Records contained in a dataset:

● ● ● ● ●

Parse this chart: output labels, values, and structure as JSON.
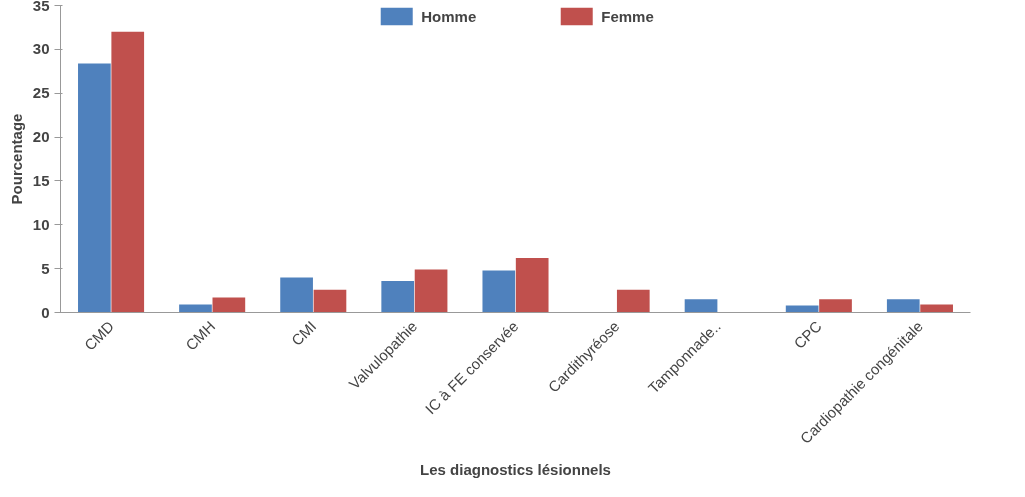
{
  "chart_data": {
    "type": "bar",
    "xlabel": "Les diagnostics lésionnels",
    "ylabel": "Pourcentage",
    "categories": [
      "CMD",
      "CMH",
      "CMI",
      "Valvulopathie",
      "IC à FE conservée",
      "Cardithyréose",
      "Tamponnade..",
      "CPC",
      "Cardiopathie congénitale"
    ],
    "series": [
      {
        "name": "Homme",
        "color": "#4f81bd",
        "values": [
          28.4,
          0.9,
          4.0,
          3.6,
          4.8,
          null,
          1.5,
          0.8,
          1.5
        ]
      },
      {
        "name": "Femme",
        "color": "#c0504d",
        "values": [
          32,
          1.7,
          2.6,
          4.9,
          6.2,
          2.6,
          0,
          1.5,
          0.9
        ]
      }
    ],
    "ylim": [
      0,
      35
    ],
    "yticks": [
      0,
      5,
      10,
      15,
      20,
      25,
      30,
      35
    ],
    "grid": false,
    "legend": "top"
  }
}
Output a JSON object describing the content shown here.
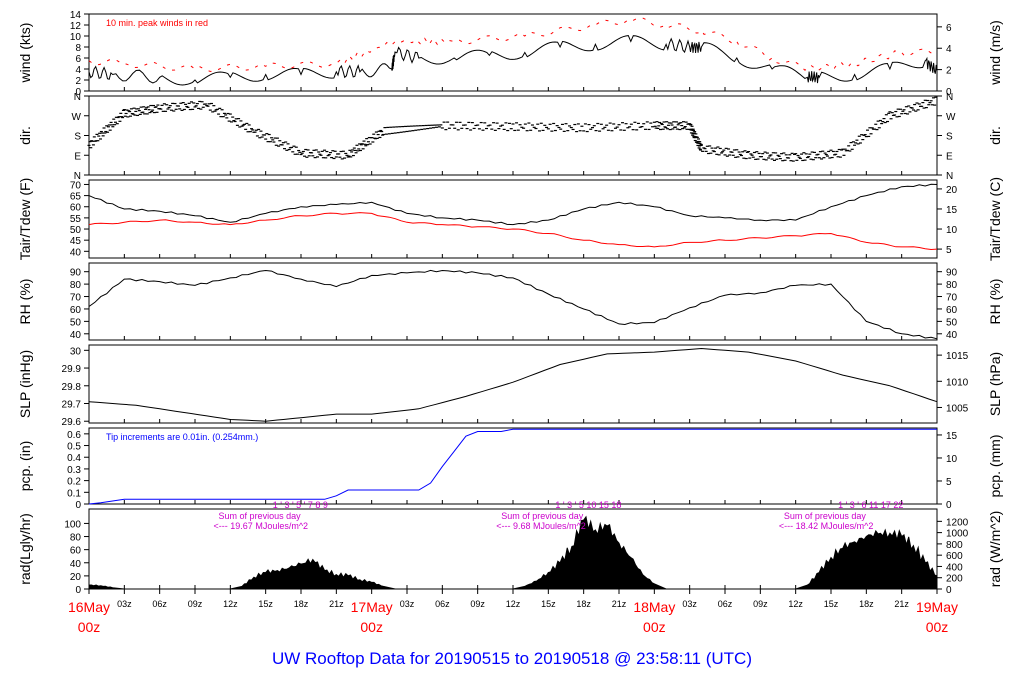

● ● ● ● ●

REQUEST: Check each line of these records for the string "JSON" and state only how many lines have it.

EXERCISE SOLUTION: 2